SHORT PROBLEM: Would you repeat the listing exactly but omit every picture?

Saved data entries
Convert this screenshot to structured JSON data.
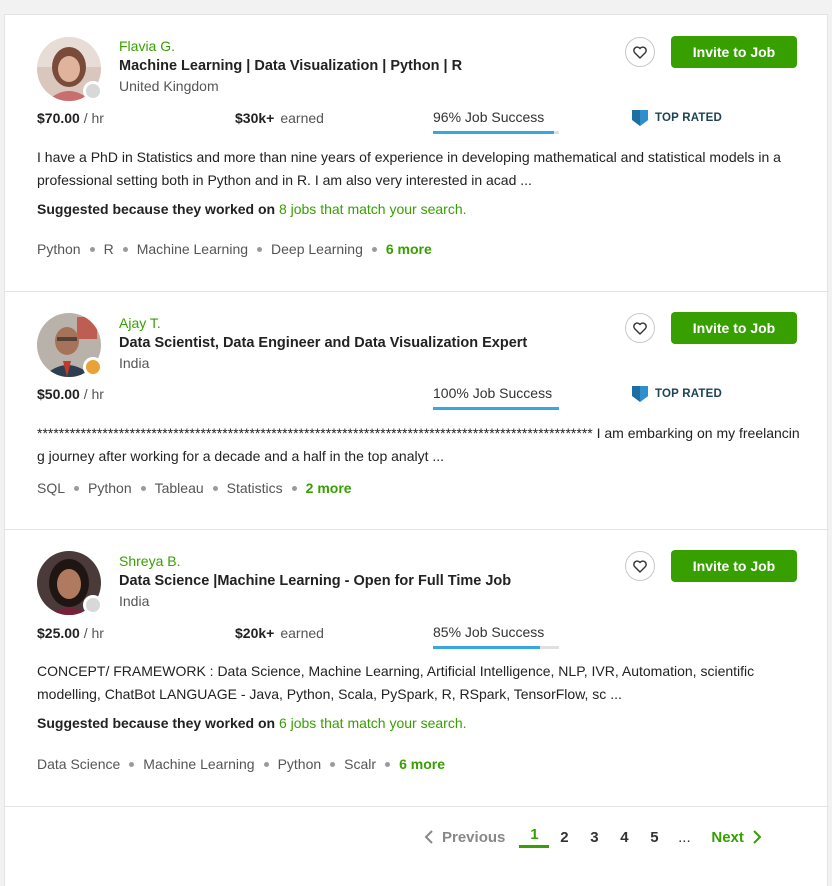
{
  "colors": {
    "accent": "#37a000",
    "jss_bar": "#37a7e0",
    "top_rated": "#1d6fa3"
  },
  "freelancers": [
    {
      "name": "Flavia G.",
      "title": "Machine Learning | Data Visualization | Python | R",
      "country": "United Kingdom",
      "rate": "$70.00",
      "rate_unit": "/ hr",
      "earned": "$30k+",
      "earned_label": "earned",
      "jss": "96% Job Success",
      "jss_fraction": 0.96,
      "badge": "TOP RATED",
      "description": "I have a PhD in Statistics and more than nine years of experience in developing mathematical and statistical models in a professional setting both in Python and in R. I am also very interested in acad ...",
      "suggest_prefix": "Suggested because they worked on",
      "suggest_link": "8 jobs that match your search.",
      "skills": [
        "Python",
        "R",
        "Machine Learning",
        "Deep Learning"
      ],
      "more": "6 more",
      "invite": "Invite to Job",
      "status": "offline"
    },
    {
      "name": "Ajay T.",
      "title": "Data Scientist, Data Engineer and Data Visualization Expert",
      "country": "India",
      "rate": "$50.00",
      "rate_unit": "/ hr",
      "jss": "100% Job Success",
      "jss_fraction": 1.0,
      "badge": "TOP RATED",
      "description": "****************************************************************************************************** I am embarking on my freelancing journey after working for a decade and a half in the top analyt ...",
      "skills": [
        "SQL",
        "Python",
        "Tableau",
        "Statistics"
      ],
      "more": "2 more",
      "invite": "Invite to Job",
      "status": "away"
    },
    {
      "name": "Shreya B.",
      "title": "Data Science |Machine Learning - Open for Full Time Job",
      "country": "India",
      "rate": "$25.00",
      "rate_unit": "/ hr",
      "earned": "$20k+",
      "earned_label": "earned",
      "jss": "85% Job Success",
      "jss_fraction": 0.85,
      "description": "CONCEPT/ FRAMEWORK : Data Science, Machine Learning, Artificial Intelligence, NLP, IVR, Automation, scientific modelling, ChatBot LANGUAGE - Java, Python, Scala, PySpark, R, RSpark, TensorFlow, sc ...",
      "suggest_prefix": "Suggested because they worked on",
      "suggest_link": "6 jobs that match your search.",
      "skills": [
        "Data Science",
        "Machine Learning",
        "Python",
        "Scalr"
      ],
      "more": "6 more",
      "invite": "Invite to Job",
      "status": "offline"
    }
  ],
  "pagination": {
    "previous": "Previous",
    "pages": [
      "1",
      "2",
      "3",
      "4",
      "5"
    ],
    "current": "1",
    "ellipsis": "...",
    "next": "Next"
  },
  "icons": {
    "heart": "heart-icon",
    "badge": "top-rated-badge-icon",
    "prev": "chevron-left-icon",
    "next": "chevron-right-icon"
  }
}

SOLUTION FOR THIS EXERCISE:
Convert this screenshot to structured JSON data.
{
  "colors": {
    "accent": "#37a000",
    "jss_bar": "#37a7e0",
    "top_rated": "#1d6fa3"
  },
  "freelancers": [
    {
      "name": "Flavia G.",
      "title": "Machine Learning | Data Visualization | Python | R",
      "country": "United Kingdom",
      "rate": "$70.00",
      "rate_unit": "/ hr",
      "earned": "$30k+",
      "earned_label": "earned",
      "jss": "96% Job Success",
      "jss_fraction": 0.96,
      "badge": "TOP RATED",
      "description": "I have a PhD in Statistics and more than nine years of experience in developing mathematical and statistical models in a professional setting both in Python and in R. I am also very interested in acad ...",
      "suggest_prefix": "Suggested because they worked on",
      "suggest_link": "8 jobs that match your search.",
      "skills": [
        "Python",
        "R",
        "Machine Learning",
        "Deep Learning"
      ],
      "more": "6 more",
      "invite": "Invite to Job",
      "status": "offline"
    },
    {
      "name": "Ajay T.",
      "title": "Data Scientist, Data Engineer and Data Visualization Expert",
      "country": "India",
      "rate": "$50.00",
      "rate_unit": "/ hr",
      "jss": "100% Job Success",
      "jss_fraction": 1.0,
      "badge": "TOP RATED",
      "description": "****************************************************************************************************** I am embarking on my freelancing journey after working for a decade and a half in the top analyt ...",
      "skills": [
        "SQL",
        "Python",
        "Tableau",
        "Statistics"
      ],
      "more": "2 more",
      "invite": "Invite to Job",
      "status": "away"
    },
    {
      "name": "Shreya B.",
      "title": "Data Science |Machine Learning - Open for Full Time Job",
      "country": "India",
      "rate": "$25.00",
      "rate_unit": "/ hr",
      "earned": "$20k+",
      "earned_label": "earned",
      "jss": "85% Job Success",
      "jss_fraction": 0.85,
      "description": "CONCEPT/ FRAMEWORK : Data Science, Machine Learning, Artificial Intelligence, NLP, IVR, Automation, scientific modelling, ChatBot LANGUAGE - Java, Python, Scala, PySpark, R, RSpark, TensorFlow, sc ...",
      "suggest_prefix": "Suggested because they worked on",
      "suggest_link": "6 jobs that match your search.",
      "skills": [
        "Data Science",
        "Machine Learning",
        "Python",
        "Scalr"
      ],
      "more": "6 more",
      "invite": "Invite to Job",
      "status": "offline"
    }
  ],
  "pagination": {
    "previous": "Previous",
    "pages": [
      "1",
      "2",
      "3",
      "4",
      "5"
    ],
    "current": "1",
    "ellipsis": "...",
    "next": "Next"
  },
  "icons": {
    "heart": "heart-icon",
    "badge": "top-rated-badge-icon",
    "prev": "chevron-left-icon",
    "next": "chevron-right-icon"
  }
}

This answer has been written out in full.